▶ [Task description]: From the records, pick out and copy each line containing "الثمن".

▶ [Dataset rows]:
****************************************
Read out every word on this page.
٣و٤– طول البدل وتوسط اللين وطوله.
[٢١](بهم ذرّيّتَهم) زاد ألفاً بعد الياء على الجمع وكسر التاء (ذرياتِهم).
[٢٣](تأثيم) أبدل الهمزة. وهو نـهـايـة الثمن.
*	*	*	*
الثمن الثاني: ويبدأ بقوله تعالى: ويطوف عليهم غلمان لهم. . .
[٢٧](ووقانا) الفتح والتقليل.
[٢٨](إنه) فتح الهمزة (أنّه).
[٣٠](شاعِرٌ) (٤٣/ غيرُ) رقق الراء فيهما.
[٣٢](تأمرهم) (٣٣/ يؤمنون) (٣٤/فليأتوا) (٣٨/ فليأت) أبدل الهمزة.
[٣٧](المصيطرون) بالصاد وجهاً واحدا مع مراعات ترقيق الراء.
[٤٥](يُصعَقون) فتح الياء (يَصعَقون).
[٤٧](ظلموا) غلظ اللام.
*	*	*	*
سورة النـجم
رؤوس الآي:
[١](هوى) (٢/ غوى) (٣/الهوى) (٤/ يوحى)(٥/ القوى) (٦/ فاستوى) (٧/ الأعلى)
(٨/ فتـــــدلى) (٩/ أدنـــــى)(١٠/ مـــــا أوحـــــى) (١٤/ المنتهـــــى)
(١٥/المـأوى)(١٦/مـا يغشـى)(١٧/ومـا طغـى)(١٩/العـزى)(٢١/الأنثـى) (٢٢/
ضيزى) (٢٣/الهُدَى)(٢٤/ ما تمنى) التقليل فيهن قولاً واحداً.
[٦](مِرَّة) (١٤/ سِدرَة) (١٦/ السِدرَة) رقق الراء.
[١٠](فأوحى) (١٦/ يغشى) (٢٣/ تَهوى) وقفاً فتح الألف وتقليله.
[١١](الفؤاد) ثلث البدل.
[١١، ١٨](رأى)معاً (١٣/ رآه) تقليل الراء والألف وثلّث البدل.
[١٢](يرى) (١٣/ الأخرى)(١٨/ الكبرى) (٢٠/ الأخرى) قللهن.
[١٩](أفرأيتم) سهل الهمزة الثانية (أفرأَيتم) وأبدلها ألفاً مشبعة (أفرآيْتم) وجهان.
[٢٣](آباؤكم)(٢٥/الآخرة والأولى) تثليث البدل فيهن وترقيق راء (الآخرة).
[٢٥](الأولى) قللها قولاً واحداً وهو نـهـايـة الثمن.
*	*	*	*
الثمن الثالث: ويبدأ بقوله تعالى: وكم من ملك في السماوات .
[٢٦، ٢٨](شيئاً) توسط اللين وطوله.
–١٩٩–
****************************************
▶ [Response to the task]:
[٢٣](تأثيم) أبدل الهمزة. وهو نـهـايـة الثمن.
الثمن الثاني: ويبدأ بقوله تعالى: ويطوف عليهم غلمان لهم. . .
[٢٥](الأولى) قللها قولاً واحداً وهو نـهـايـة الثمن.
الثمن الثالث: ويبدأ بقوله تعالى: وكم من ملك في السماوات .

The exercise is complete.